「イラスト・むし」カテゴリーアーカイブ

銭湯ライフ

 ちょっと古い話になるんですが、NHKのラジオ番組を「聞き逃しサービス」で聞きました。1月の中旬のことですので、いまはもうその音声の公開時期は過ぎちゃっていますけど。

 人気番組「伊集院光の100年ラヂオ」です。

 古い録音素材を聞いていこう! という趣旨の番組なんですが、その回は日本が主権を回復した昭和27年に作られた番組でした。

 「100年ラヂオ」を聞く上で、いろんなことを知れるんですけど、ひとつには、かつて番組制作を監督する立場におけるGHQの(中の一つの部署という)存在があったこと。そうした管理もなくなったのが昭和27年だったということなんだそうです。

 ざっくり言って自由な番組作りっていうことでしょうか。テレビの放送がまだですので、放送メディアはラジオだけで、そのせいなのかラジオ番組制作における力の入れ具合は今とは違う熱量があったのかなという感想もあります。

# 筆記課題 a
出典文書のうち、「古い録音素材を聞いていこう!」から「たということなんだそうです。」までを、両端の語句も含めて一字一句変えずに出力してもらえますか?
出典文書とエントリは、それぞれ別の出典から取られたものです。

# データ行
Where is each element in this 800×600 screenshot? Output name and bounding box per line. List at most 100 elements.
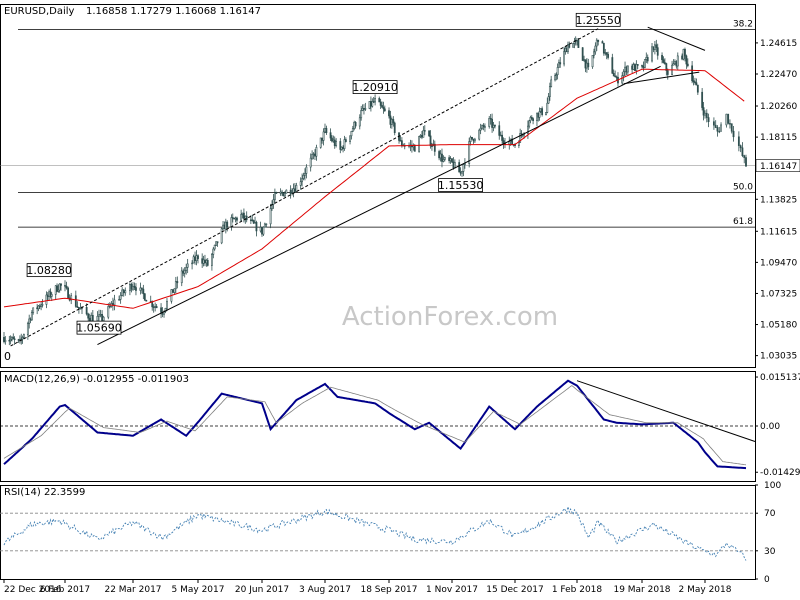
candle-body	[568, 44, 571, 48]
candle-body	[645, 57, 648, 60]
candle	[339, 138, 342, 154]
candle-body	[192, 256, 195, 264]
candle-body	[289, 189, 292, 194]
candle	[484, 123, 486, 132]
candle-body	[360, 110, 363, 119]
y-tick-label: 1.07325	[760, 289, 797, 299]
candle	[393, 121, 396, 136]
candle-body	[335, 141, 338, 146]
candle	[479, 123, 482, 135]
y-tick-label: 1.13825	[760, 195, 797, 205]
candle	[494, 124, 496, 129]
candle	[309, 153, 312, 172]
candle-body	[481, 125, 483, 129]
candle	[143, 292, 146, 301]
candle-body	[121, 289, 124, 296]
candle-body	[129, 284, 131, 292]
candle-body	[36, 307, 39, 310]
candle-body	[625, 66, 628, 73]
candle	[185, 263, 188, 275]
candle-body	[353, 121, 356, 129]
candle-body	[418, 136, 420, 152]
x-tick-label: 22 Mar 2017	[104, 585, 161, 595]
candle-body	[453, 162, 456, 169]
watermark: ActionForex.com	[342, 302, 558, 332]
candle-body	[607, 54, 609, 58]
candle-body	[378, 98, 381, 103]
candle-body	[594, 45, 597, 53]
candle-body	[98, 314, 100, 317]
candle-body	[604, 52, 607, 54]
candle	[98, 309, 100, 323]
candle-body	[664, 62, 666, 64]
candle-body	[255, 221, 258, 232]
rsi-y-tick-label: 0	[764, 575, 770, 585]
candle-body	[672, 63, 675, 66]
candle-body	[46, 294, 49, 298]
candle	[344, 137, 347, 143]
candle-body	[727, 113, 730, 124]
candle-body	[48, 291, 50, 298]
candle-body	[76, 306, 79, 308]
candle-body	[421, 135, 423, 138]
candle-body	[70, 295, 73, 301]
candle	[591, 54, 594, 69]
candle-body	[461, 170, 463, 174]
candle	[358, 114, 361, 130]
candle	[538, 107, 541, 121]
candle-body	[202, 259, 205, 264]
candle	[319, 137, 322, 149]
candle-body	[294, 188, 296, 192]
trendline	[647, 26, 706, 51]
candle-body	[261, 226, 263, 235]
y-tick-label: 1.11615	[760, 227, 797, 237]
candle-body	[60, 283, 62, 286]
annotation-label: 1.15530	[438, 179, 484, 192]
candle-body	[349, 135, 351, 142]
current-price-tag: 1.16147	[755, 159, 800, 172]
candle-body	[41, 304, 44, 306]
candle	[284, 191, 286, 198]
candle	[701, 88, 704, 111]
candle	[368, 101, 371, 110]
candle	[272, 194, 275, 209]
y-tick-label: 1.09470	[760, 258, 797, 268]
candle-body	[730, 123, 733, 132]
candle-body	[388, 110, 390, 117]
candle-body	[695, 82, 698, 86]
candle-body	[472, 138, 475, 142]
candle-body	[312, 153, 315, 156]
candle-body	[249, 219, 252, 221]
candle	[140, 287, 143, 294]
candle-body	[79, 308, 82, 310]
candle	[643, 59, 646, 69]
candle-body	[263, 223, 266, 228]
candle-body	[324, 128, 326, 133]
price-annotation: 1.20910	[352, 80, 398, 94]
candle-body	[22, 334, 25, 338]
candle-body	[458, 162, 461, 173]
candle-body	[621, 75, 624, 84]
candle	[78, 307, 80, 314]
candle	[289, 185, 292, 199]
candle-body	[602, 42, 605, 54]
y-tick-label: 1.20260	[760, 102, 797, 112]
candle	[275, 191, 278, 194]
candle	[166, 298, 168, 312]
candle-body	[133, 285, 136, 288]
candle	[546, 97, 549, 114]
candle-body	[635, 64, 638, 71]
candle-body	[438, 151, 441, 159]
candle-body	[8, 339, 11, 342]
candle-body	[682, 49, 685, 60]
candle-body	[442, 159, 445, 162]
candle-body	[236, 217, 238, 221]
candle-body	[91, 315, 94, 322]
candle-body	[67, 287, 69, 299]
candle-body	[240, 214, 243, 221]
candle	[597, 39, 600, 46]
candle	[60, 283, 62, 291]
candle-body	[50, 294, 53, 297]
rsi-y-tick-label: 100	[764, 481, 781, 491]
candle-body	[223, 224, 226, 230]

# 筆記課題 b
エントリの「44, 571, 48]」を含む行から「292, 146, 301]」を含む行まで(両端の行を含む)について、「candle-body」を「body」に切り替え、ほかは何も変えずにその行だけを書き直してもらえますか?

# 解答 a
古い録音素材を聞いていこう! という趣旨の番組なんですが、その回は日本が主権を回復した昭和27年に作られた番組でした。

 「100年ラヂオ」を聞く上で、いろんなことを知れるんですけど、ひとつには、かつて番組制作を監督する立場におけるGHQの(中の一つの部署という)存在があったこと。そうした管理もなくなったのが昭和27年だったということなんだそうです。

# 解答 b
body	[568, 44, 571, 48]
body	[645, 57, 648, 60]
candle	[339, 138, 342, 154]
body	[192, 256, 195, 264]
body	[289, 189, 292, 194]
candle	[484, 123, 486, 132]
body	[360, 110, 363, 119]
y-tick-label: 1.07325	[760, 289, 797, 299]
candle	[393, 121, 396, 136]
body	[335, 141, 338, 146]
candle	[479, 123, 482, 135]
y-tick-label: 1.13825	[760, 195, 797, 205]
candle	[494, 124, 496, 129]
candle	[309, 153, 312, 172]
body	[481, 125, 483, 129]
candle	[143, 292, 146, 301]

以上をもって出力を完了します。